- _RECORDS SUPPLIED_:
★ ★ ★
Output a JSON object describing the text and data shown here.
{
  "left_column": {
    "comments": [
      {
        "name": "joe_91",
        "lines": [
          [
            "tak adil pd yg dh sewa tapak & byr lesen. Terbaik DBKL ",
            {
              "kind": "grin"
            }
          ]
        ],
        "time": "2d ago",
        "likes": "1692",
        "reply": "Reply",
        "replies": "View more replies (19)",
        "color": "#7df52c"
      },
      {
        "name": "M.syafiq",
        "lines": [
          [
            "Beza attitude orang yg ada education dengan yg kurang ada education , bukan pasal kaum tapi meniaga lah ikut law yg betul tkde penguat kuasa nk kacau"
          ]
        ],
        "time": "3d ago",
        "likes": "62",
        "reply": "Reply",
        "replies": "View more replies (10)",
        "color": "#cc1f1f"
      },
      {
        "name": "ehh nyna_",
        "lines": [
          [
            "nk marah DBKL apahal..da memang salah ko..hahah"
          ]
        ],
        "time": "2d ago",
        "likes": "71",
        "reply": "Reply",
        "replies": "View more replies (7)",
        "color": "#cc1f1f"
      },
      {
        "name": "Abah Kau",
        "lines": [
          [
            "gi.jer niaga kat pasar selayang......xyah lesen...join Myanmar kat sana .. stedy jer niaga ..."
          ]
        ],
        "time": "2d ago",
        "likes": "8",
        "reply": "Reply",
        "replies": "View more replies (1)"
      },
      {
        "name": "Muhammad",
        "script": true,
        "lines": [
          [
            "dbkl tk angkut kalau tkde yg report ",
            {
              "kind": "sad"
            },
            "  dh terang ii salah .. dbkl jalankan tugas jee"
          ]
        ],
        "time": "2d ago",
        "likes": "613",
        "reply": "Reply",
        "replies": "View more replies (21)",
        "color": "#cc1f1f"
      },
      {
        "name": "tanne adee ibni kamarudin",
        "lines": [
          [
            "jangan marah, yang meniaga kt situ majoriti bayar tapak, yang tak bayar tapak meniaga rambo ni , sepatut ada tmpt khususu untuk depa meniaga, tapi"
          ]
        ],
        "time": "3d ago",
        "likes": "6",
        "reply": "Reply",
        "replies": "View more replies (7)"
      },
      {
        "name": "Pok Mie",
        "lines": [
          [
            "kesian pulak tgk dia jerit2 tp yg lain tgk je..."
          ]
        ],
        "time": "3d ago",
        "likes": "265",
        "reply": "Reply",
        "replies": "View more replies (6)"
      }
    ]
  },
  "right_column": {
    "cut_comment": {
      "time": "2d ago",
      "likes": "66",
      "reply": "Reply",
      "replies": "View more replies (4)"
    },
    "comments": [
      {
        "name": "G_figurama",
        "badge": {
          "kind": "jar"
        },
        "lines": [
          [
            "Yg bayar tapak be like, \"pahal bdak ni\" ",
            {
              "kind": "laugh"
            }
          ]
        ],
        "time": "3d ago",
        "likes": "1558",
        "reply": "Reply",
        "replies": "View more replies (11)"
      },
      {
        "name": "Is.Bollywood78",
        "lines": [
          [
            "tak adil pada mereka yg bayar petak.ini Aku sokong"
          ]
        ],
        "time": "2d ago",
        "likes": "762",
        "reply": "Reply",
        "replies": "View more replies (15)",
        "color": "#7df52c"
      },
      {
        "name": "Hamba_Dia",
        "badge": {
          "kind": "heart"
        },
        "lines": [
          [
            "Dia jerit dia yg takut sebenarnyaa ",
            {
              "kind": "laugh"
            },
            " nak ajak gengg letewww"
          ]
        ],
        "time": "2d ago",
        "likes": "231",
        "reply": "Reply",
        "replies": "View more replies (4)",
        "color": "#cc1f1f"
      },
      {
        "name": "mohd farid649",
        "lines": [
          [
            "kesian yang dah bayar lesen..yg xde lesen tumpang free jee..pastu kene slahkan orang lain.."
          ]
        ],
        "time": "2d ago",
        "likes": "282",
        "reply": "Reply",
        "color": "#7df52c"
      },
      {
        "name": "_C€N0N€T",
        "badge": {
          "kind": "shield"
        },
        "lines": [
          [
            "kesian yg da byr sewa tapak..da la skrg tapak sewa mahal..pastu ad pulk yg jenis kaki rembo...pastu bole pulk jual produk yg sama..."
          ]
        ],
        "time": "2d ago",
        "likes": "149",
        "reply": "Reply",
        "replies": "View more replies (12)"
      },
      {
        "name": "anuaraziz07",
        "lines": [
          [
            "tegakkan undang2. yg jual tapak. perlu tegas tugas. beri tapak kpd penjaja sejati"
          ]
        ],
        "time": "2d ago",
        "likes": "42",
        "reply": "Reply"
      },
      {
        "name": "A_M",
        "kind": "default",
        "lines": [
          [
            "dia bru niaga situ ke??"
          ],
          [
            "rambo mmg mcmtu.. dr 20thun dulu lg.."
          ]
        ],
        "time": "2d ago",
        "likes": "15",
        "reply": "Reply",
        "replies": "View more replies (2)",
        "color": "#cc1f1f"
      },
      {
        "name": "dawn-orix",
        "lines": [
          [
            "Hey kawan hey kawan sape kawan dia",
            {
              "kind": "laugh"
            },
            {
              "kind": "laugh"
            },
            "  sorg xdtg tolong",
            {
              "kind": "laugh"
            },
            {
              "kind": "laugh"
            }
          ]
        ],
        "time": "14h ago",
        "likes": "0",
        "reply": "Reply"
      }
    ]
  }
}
★ ★ ★
- _WRITTEN EXERCISE_:
Nothing should be left out: repeat all of the data exactly.

- _RESULT_:
Output a JSON object describing the text and data shown here.
{
  "left_column": {
    "comments": [
      {
        "name": "joe_91",
        "lines": [
          [
            "tak adil pd yg dh sewa tapak & byr lesen. Terbaik DBKL ",
            {
              "kind": "grin"
            }
          ]
        ],
        "time": "2d ago",
        "likes": "1692",
        "reply": "Reply",
        "replies": "View more replies (19)",
        "color": "#7df52c"
      },
      {
        "name": "M.syafiq",
        "lines": [
          [
            "Beza attitude orang yg ada education dengan yg kurang ada education , bukan pasal kaum tapi meniaga lah ikut law yg betul tkde penguat kuasa nk kacau"
          ]
        ],
        "time": "3d ago",
        "likes": "62",
        "reply": "Reply",
        "replies": "View more replies (10)",
        "color": "#cc1f1f"
      },
      {
        "name": "ehh nyna_",
        "lines": [
          [
            "nk marah DBKL apahal..da memang salah ko..hahah"
          ]
        ],
        "time": "2d ago",
        "likes": "71",
        "reply": "Reply",
        "replies": "View more replies (7)",
        "color": "#cc1f1f"
      },
      {
        "name": "Abah Kau",
        "lines": [
          [
            "gi.jer niaga kat pasar selayang......xyah lesen...join Myanmar kat sana .. stedy jer niaga ..."
          ]
        ],
        "time": "2d ago",
        "likes": "8",
        "reply": "Reply",
        "replies": "View more replies (1)"
      },
      {
        "name": "Muhammad",
        "script": true,
        "lines": [
          [
            "dbkl tk angkut kalau tkde yg report ",
            {
              "kind": "sad"
            },
            "  dh terang ii salah .. dbkl jalankan tugas jee"
          ]
        ],
        "time": "2d ago",
        "likes": "613",
        "reply": "Reply",
        "replies": "View more replies (21)",
        "color": "#cc1f1f"
      },
      {
        "name": "tanne adee ibni kamarudin",
        "lines": [
          [
            "jangan marah, yang meniaga kt situ majoriti bayar tapak, yang tak bayar tapak meniaga rambo ni , sepatut ada tmpt khususu untuk depa meniaga, tapi"
          ]
        ],
        "time": "3d ago",
        "likes": "6",
        "reply": "Reply",
        "replies": "View more replies (7)"
      },
      {
        "name": "Pok Mie",
        "lines": [
          [
            "kesian pulak tgk dia jerit2 tp yg lain tgk je..."
          ]
        ],
        "time": "3d ago",
        "likes": "265",
        "reply": "Reply",
        "replies": "View more replies (6)"
      }
    ]
  },
  "right_column": {
    "cut_comment": {
      "time": "2d ago",
      "likes": "66",
      "reply": "Reply",
      "replies": "View more replies (4)"
    },
    "comments": [
      {
        "name": "G_figurama",
        "badge": {
          "kind": "jar"
        },
        "lines": [
          [
            "Yg bayar tapak be like, \"pahal bdak ni\" ",
            {
              "kind": "laugh"
            }
          ]
        ],
        "time": "3d ago",
        "likes": "1558",
        "reply": "Reply",
        "replies": "View more replies (11)"
      },
      {
        "name": "Is.Bollywood78",
        "lines": [
          [
            "tak adil pada mereka yg bayar petak.ini Aku sokong"
          ]
        ],
        "time": "2d ago",
        "likes": "762",
        "reply": "Reply",
        "replies": "View more replies (15)",
        "color": "#7df52c"
      },
      {
        "name": "Hamba_Dia",
        "badge": {
          "kind": "heart"
        },
        "lines": [
          [
            "Dia jerit dia yg takut sebenarnyaa ",
            {
              "kind": "laugh"
            },
            " nak ajak gengg letewww"
          ]
        ],
        "time": "2d ago",
        "likes": "231",
        "reply": "Reply",
        "replies": "View more replies (4)",
        "color": "#cc1f1f"
      },
      {
        "name": "mohd farid649",
        "lines": [
          [
            "kesian yang dah bayar lesen..yg xde lesen tumpang free jee..pastu kene slahkan orang lain.."
          ]
        ],
        "time": "2d ago",
        "likes": "282",
        "reply": "Reply",
        "color": "#7df52c"
      },
      {
        "name": "_C€N0N€T",
        "badge": {
          "kind": "shield"
        },
        "lines": [
          [
            "kesian yg da byr sewa tapak..da la skrg tapak sewa mahal..pastu ad pulk yg jenis kaki rembo...pastu bole pulk jual produk yg sama..."
          ]
        ],
        "time": "2d ago",
        "likes": "149",
        "reply": "Reply",
        "replies": "View more replies (12)"
      },
      {
        "name": "anuaraziz07",
        "lines": [
          [
            "tegakkan undang2. yg jual tapak. perlu tegas tugas. beri tapak kpd penjaja sejati"
          ]
        ],
        "time": "2d ago",
        "likes": "42",
        "reply": "Reply"
      },
      {
        "name": "A_M",
        "kind": "default",
        "lines": [
          [
            "dia bru niaga situ ke??"
          ],
          [
            "rambo mmg mcmtu.. dr 20thun dulu lg.."
          ]
        ],
        "time": "2d ago",
        "likes": "15",
        "reply": "Reply",
        "replies": "View more replies (2)",
        "color": "#cc1f1f"
      },
      {
        "name": "dawn-orix",
        "lines": [
          [
            "Hey kawan hey kawan sape kawan dia",
            {
              "kind": "laugh"
            },
            {
              "kind": "laugh"
            },
            "  sorg xdtg tolong",
            {
              "kind": "laugh"
            },
            {
              "kind": "laugh"
            }
          ]
        ],
        "time": "14h ago",
        "likes": "0",
        "reply": "Reply"
      }
    ]
  }
}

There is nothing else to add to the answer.